Given problem
Below is a block of records; repeat each one exactly.

Information shown
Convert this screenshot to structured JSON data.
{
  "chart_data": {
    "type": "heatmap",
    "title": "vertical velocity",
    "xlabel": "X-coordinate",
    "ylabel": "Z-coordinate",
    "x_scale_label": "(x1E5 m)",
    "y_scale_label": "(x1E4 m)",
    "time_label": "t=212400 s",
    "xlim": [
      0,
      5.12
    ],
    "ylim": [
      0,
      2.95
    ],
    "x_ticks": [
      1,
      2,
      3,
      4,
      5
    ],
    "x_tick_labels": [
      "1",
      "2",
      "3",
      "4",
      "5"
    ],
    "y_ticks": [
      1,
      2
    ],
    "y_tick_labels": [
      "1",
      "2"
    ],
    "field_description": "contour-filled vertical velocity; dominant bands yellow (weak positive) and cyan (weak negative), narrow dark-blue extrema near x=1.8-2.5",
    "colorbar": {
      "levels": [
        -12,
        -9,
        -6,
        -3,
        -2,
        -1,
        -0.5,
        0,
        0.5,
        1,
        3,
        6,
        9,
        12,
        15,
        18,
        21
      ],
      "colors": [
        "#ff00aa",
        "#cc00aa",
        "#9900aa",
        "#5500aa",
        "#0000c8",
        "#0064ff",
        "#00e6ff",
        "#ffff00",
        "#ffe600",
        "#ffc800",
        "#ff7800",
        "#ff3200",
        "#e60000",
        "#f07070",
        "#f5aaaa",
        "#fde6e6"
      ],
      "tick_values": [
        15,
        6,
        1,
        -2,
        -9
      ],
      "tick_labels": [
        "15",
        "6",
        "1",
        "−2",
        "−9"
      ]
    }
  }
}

Correct output
Convert this screenshot to structured JSON data.
{
  "chart_data": {
    "type": "heatmap",
    "title": "vertical velocity",
    "xlabel": "X-coordinate",
    "ylabel": "Z-coordinate",
    "x_scale_label": "(x1E5 m)",
    "y_scale_label": "(x1E4 m)",
    "time_label": "t=212400 s",
    "xlim": [
      0,
      5.12
    ],
    "ylim": [
      0,
      2.95
    ],
    "x_ticks": [
      1,
      2,
      3,
      4,
      5
    ],
    "x_tick_labels": [
      "1",
      "2",
      "3",
      "4",
      "5"
    ],
    "y_ticks": [
      1,
      2
    ],
    "y_tick_labels": [
      "1",
      "2"
    ],
    "field_description": "contour-filled vertical velocity; dominant bands yellow (weak positive) and cyan (weak negative), narrow dark-blue extrema near x=1.8-2.5",
    "colorbar": {
      "levels": [
        -12,
        -9,
        -6,
        -3,
        -2,
        -1,
        -0.5,
        0,
        0.5,
        1,
        3,
        6,
        9,
        12,
        15,
        18,
        21
      ],
      "colors": [
        "#ff00aa",
        "#cc00aa",
        "#9900aa",
        "#5500aa",
        "#0000c8",
        "#0064ff",
        "#00e6ff",
        "#ffff00",
        "#ffe600",
        "#ffc800",
        "#ff7800",
        "#ff3200",
        "#e60000",
        "#f07070",
        "#f5aaaa",
        "#fde6e6"
      ],
      "tick_values": [
        15,
        6,
        1,
        -2,
        -9
      ],
      "tick_labels": [
        "15",
        "6",
        "1",
        "−2",
        "−9"
      ]
    }
  }
}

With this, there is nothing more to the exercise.